WORK REQUIRED: Locate each line containing the string "space" and copy it out.

** start **

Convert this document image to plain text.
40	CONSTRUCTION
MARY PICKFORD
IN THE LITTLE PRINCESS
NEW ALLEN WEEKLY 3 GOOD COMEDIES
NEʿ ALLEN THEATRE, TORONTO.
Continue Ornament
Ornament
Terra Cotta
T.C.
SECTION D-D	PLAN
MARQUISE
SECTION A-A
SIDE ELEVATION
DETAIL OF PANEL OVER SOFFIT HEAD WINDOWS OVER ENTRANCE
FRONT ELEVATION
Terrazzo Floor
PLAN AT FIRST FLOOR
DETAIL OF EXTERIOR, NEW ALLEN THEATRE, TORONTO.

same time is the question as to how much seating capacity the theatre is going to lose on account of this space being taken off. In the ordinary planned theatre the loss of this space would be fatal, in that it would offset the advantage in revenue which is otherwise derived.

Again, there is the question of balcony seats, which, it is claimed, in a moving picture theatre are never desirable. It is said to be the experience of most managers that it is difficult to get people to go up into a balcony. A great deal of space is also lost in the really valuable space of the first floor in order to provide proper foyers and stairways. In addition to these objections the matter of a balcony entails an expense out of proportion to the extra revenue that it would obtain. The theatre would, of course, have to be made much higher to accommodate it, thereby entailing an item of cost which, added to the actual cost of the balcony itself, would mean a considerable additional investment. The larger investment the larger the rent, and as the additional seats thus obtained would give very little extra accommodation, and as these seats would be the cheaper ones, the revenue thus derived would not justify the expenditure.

** end **

RESULT OF THIS EXERCISE:
same time is the question as to how much seating capacity the theatre is going to lose on account of this space being taken off. In the ordinary planned theatre the loss of this space would be fatal, in that it would offset the advantage in revenue which is otherwise derived.
Again, there is the question of balcony seats, which, it is claimed, in a moving picture theatre are never desirable. It is said to be the experience of most managers that it is difficult to get people to go up into a balcony. A great deal of space is also lost in the really valuable space of the first floor in order to provide proper foyers and stairways. In addition to these objections the matter of a balcony entails an expense out of proportion to the extra revenue that it would obtain. The theatre would, of course, have to be made much higher to accommodate it, thereby entailing an item of cost which, added to the actual cost of the balcony itself, would mean a considerable additional investment. The larger investment the larger the rent, and as the additional seats thus obtained would give very little extra accommodation, and as these seats would be the cheaper ones, the revenue thus derived would not justify the expenditure.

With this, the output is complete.